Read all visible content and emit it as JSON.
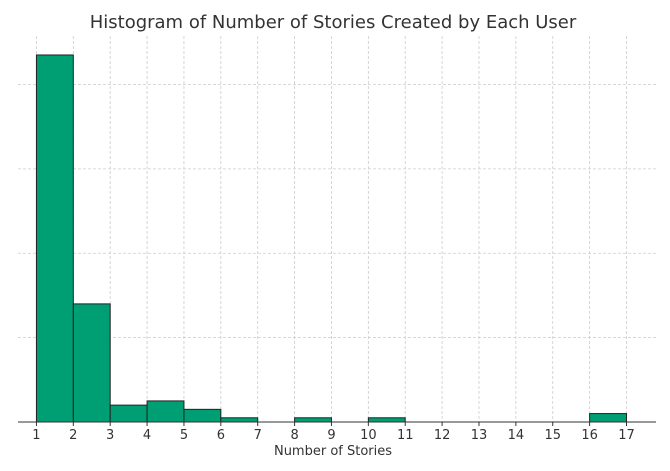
{
  "chart_data": {
    "type": "bar",
    "title": "Histogram of Number of Stories Created by Each User",
    "xlabel": "Number of Stories",
    "ylabel": "",
    "bin_edges": [
      1,
      2,
      3,
      4,
      5,
      6,
      7,
      8,
      9,
      10,
      11,
      12,
      13,
      14,
      15,
      16,
      17
    ],
    "values": [
      87,
      28,
      4,
      5,
      3,
      1,
      0,
      1,
      0,
      1,
      0,
      0,
      0,
      0,
      0,
      2
    ],
    "x_ticks": [
      "1",
      "2",
      "3",
      "4",
      "5",
      "6",
      "7",
      "8",
      "9",
      "10",
      "11",
      "12",
      "13",
      "14",
      "15",
      "16",
      "17"
    ],
    "xlim": [
      0.5,
      17.8
    ],
    "ylim": [
      0,
      91.5
    ],
    "y_gridlines": [
      20,
      40,
      60,
      80
    ],
    "grid": true,
    "bar_color": "#009e73",
    "bar_edge_color": "#222222"
  }
}
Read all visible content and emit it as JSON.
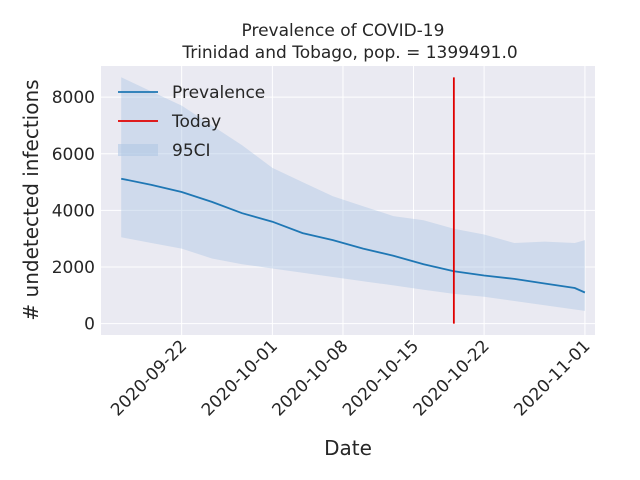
{
  "chart_data": {
    "type": "line",
    "title": "Prevalence of COVID-19",
    "subtitle": "Trinidad and Tobago, pop. = 1399491.0",
    "xlabel": "Date",
    "ylabel": "# undetected infections",
    "x_ticks": [
      "2020-09-22",
      "2020-10-01",
      "2020-10-08",
      "2020-10-15",
      "2020-10-22",
      "2020-11-01"
    ],
    "y_ticks": [
      0,
      2000,
      4000,
      6000,
      8000
    ],
    "ylim": [
      -400,
      9100
    ],
    "xlim": [
      "2020-09-14",
      "2020-11-02"
    ],
    "grid": true,
    "legend_position": "top-left",
    "legend": [
      "Prevalence",
      "Today",
      "95CI"
    ],
    "colors": {
      "prevalence": "#1f77b4",
      "today": "#e00000",
      "ci": "#b0c8e4",
      "background": "#eaeaf2",
      "grid": "#ffffff"
    },
    "today": "2020-10-19",
    "today_range": [
      0,
      8700
    ],
    "series": [
      {
        "name": "Prevalence",
        "x": [
          "2020-09-16",
          "2020-09-19",
          "2020-09-22",
          "2020-09-25",
          "2020-09-28",
          "2020-10-01",
          "2020-10-04",
          "2020-10-07",
          "2020-10-10",
          "2020-10-13",
          "2020-10-16",
          "2020-10-19",
          "2020-10-22",
          "2020-10-25",
          "2020-10-28",
          "2020-10-31",
          "2020-11-01"
        ],
        "values": [
          5120,
          4900,
          4650,
          4300,
          3900,
          3600,
          3200,
          2950,
          2650,
          2400,
          2100,
          1850,
          1700,
          1580,
          1420,
          1260,
          1100
        ]
      },
      {
        "name": "95CI",
        "x": [
          "2020-09-16",
          "2020-09-19",
          "2020-09-22",
          "2020-09-25",
          "2020-09-28",
          "2020-10-01",
          "2020-10-04",
          "2020-10-07",
          "2020-10-10",
          "2020-10-13",
          "2020-10-16",
          "2020-10-19",
          "2020-10-22",
          "2020-10-25",
          "2020-10-28",
          "2020-10-31",
          "2020-11-01"
        ],
        "lower": [
          3050,
          2850,
          2650,
          2300,
          2100,
          1950,
          1800,
          1650,
          1500,
          1350,
          1200,
          1050,
          950,
          800,
          650,
          500,
          450
        ],
        "upper": [
          8700,
          8200,
          7700,
          7000,
          6300,
          5500,
          5000,
          4500,
          4150,
          3800,
          3650,
          3350,
          3150,
          2850,
          2900,
          2850,
          2950
        ]
      }
    ]
  }
}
::::
— Work to be completed —
Find all the lines containing "Number" in the material, then copy them.

— Result of this task —
    "title": "Histogram of Number of Stories Created by Each User",
    "xlabel": "Number of Stories",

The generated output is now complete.